* _Exercise description_:
Return each line of the listing that contains the string "Mineral".

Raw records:
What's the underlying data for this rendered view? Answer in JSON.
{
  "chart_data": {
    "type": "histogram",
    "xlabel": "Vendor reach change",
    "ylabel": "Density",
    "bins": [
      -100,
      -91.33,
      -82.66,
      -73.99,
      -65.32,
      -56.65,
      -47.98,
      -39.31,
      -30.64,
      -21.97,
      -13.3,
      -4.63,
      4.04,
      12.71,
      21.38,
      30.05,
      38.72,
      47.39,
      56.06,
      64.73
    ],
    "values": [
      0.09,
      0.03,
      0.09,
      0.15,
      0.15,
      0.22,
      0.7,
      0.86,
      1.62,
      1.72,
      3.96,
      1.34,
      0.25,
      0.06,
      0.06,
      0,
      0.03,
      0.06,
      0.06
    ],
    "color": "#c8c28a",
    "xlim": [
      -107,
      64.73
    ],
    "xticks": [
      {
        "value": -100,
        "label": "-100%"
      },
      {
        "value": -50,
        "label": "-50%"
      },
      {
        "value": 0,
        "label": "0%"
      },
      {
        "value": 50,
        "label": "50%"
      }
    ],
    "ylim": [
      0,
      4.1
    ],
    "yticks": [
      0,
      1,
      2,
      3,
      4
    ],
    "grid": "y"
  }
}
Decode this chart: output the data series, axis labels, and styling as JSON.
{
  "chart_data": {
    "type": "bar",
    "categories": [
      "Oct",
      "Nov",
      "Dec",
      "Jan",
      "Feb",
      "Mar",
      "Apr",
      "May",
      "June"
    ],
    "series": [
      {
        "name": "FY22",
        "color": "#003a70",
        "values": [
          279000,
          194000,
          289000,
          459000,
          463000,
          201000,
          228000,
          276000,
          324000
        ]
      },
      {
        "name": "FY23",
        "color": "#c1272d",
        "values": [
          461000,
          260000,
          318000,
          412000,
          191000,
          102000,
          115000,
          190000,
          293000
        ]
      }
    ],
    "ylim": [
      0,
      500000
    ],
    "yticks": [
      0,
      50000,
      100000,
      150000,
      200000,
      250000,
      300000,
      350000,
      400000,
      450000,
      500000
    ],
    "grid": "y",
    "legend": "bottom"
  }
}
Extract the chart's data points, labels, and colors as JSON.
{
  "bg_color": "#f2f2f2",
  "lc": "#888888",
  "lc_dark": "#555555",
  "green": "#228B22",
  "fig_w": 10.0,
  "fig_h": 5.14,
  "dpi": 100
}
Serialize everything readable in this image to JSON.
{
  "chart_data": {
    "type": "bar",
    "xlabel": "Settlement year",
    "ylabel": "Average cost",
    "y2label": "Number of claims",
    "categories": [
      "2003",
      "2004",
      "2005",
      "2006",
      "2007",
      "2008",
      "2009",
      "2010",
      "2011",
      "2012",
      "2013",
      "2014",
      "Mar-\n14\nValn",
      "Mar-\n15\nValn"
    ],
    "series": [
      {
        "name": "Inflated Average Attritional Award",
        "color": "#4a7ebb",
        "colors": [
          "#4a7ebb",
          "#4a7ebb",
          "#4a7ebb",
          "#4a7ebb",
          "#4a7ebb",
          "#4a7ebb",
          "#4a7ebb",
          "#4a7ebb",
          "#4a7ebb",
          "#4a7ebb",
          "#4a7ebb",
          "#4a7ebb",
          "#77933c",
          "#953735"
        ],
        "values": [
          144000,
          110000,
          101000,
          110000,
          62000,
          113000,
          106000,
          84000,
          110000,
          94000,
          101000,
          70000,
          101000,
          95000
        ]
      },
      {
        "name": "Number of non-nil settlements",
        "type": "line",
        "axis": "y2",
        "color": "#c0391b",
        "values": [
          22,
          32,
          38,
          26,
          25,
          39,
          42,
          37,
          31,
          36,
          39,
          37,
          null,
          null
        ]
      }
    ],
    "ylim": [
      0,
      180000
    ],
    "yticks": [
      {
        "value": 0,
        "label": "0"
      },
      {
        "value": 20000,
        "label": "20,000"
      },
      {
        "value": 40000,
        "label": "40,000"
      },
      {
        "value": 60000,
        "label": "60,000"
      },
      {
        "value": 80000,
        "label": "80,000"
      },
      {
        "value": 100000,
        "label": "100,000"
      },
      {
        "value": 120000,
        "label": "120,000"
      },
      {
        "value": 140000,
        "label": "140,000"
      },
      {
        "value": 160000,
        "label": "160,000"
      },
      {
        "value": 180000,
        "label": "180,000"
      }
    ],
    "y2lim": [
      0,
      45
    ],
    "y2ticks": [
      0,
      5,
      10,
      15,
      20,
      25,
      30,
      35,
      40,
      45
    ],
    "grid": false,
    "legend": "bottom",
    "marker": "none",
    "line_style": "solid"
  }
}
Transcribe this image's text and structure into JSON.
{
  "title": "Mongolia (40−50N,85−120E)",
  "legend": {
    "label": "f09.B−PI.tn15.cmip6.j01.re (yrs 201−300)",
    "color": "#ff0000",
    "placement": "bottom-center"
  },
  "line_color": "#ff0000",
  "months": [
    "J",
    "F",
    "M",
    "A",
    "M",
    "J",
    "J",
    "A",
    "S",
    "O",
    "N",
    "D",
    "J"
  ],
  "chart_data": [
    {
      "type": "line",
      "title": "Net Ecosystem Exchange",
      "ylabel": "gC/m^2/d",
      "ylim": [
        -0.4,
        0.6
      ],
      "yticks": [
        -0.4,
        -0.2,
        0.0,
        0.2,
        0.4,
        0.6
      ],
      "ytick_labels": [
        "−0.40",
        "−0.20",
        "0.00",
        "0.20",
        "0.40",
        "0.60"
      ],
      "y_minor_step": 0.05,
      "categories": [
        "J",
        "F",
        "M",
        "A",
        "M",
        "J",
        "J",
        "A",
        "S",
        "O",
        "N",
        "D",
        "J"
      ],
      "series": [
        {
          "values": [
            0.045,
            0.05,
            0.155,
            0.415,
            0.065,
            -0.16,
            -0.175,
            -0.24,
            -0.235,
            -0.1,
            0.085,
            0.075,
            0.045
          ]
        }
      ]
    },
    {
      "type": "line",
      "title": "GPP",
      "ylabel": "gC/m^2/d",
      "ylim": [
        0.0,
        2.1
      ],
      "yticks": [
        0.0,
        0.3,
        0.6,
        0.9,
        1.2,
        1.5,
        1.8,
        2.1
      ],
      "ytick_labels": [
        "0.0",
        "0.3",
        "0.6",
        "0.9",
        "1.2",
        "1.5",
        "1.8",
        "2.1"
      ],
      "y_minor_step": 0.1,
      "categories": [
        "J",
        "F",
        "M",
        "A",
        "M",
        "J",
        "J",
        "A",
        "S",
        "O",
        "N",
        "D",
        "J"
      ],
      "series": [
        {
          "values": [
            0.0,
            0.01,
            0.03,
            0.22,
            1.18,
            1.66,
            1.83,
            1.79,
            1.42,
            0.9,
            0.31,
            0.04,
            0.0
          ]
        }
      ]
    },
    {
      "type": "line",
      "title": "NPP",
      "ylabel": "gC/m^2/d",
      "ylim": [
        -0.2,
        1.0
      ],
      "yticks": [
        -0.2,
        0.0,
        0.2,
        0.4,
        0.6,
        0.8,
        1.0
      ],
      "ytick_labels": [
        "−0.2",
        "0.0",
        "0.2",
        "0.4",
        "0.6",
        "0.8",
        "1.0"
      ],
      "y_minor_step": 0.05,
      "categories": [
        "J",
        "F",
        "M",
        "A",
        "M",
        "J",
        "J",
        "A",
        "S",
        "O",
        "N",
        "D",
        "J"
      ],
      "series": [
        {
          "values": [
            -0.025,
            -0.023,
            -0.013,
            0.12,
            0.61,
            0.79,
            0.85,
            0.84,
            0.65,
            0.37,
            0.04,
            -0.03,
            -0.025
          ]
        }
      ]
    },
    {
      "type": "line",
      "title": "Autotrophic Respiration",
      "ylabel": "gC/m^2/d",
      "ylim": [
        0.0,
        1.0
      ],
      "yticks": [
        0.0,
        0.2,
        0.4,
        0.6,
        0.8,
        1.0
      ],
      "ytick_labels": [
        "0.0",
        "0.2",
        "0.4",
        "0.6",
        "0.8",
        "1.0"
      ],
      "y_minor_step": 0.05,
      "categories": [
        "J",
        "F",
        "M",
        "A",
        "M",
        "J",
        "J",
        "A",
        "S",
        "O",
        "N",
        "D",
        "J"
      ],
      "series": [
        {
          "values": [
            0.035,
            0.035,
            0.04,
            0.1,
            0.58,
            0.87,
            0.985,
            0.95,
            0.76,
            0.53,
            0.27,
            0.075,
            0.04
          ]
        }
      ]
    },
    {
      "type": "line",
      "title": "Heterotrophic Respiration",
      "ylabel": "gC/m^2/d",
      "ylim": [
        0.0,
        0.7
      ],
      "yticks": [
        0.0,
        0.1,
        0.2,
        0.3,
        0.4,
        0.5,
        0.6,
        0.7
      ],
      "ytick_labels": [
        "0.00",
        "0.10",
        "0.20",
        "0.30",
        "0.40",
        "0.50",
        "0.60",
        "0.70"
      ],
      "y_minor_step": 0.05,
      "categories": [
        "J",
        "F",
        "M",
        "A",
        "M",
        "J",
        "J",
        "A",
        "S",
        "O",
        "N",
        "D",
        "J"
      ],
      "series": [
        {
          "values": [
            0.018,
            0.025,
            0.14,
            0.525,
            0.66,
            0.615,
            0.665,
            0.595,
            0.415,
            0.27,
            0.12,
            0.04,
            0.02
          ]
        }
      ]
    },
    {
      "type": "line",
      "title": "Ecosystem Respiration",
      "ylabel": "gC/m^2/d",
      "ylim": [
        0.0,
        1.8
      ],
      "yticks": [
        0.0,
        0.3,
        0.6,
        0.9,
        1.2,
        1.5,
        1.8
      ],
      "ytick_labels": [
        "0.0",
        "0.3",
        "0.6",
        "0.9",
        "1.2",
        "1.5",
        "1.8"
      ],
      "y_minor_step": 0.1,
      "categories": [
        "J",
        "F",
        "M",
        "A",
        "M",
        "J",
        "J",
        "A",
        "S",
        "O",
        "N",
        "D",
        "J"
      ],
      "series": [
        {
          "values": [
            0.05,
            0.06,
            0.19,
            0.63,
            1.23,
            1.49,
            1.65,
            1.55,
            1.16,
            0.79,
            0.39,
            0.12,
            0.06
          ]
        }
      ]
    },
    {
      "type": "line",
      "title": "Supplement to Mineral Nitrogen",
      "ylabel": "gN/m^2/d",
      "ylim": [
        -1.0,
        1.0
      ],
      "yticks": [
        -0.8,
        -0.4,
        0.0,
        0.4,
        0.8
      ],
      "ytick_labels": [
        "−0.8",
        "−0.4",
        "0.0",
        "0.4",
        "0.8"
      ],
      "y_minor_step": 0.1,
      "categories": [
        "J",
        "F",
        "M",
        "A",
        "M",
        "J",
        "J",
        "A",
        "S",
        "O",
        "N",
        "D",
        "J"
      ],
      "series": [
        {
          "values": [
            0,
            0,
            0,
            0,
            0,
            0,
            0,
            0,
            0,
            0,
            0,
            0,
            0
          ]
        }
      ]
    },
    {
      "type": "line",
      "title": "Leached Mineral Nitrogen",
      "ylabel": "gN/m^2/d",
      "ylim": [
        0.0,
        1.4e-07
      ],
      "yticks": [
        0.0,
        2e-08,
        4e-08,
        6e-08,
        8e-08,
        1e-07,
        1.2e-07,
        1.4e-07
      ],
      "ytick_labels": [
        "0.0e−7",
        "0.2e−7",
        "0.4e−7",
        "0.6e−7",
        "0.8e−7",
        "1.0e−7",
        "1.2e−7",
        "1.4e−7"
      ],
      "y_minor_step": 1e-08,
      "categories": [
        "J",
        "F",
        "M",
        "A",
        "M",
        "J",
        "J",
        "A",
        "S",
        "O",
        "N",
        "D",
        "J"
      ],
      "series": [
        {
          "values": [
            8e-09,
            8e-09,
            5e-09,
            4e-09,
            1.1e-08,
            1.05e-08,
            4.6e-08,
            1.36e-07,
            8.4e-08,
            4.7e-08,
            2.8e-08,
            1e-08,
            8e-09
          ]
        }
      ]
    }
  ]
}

* _Right answer_:
      "title": "Supplement to Mineral Nitrogen",
      "title": "Leached Mineral Nitrogen",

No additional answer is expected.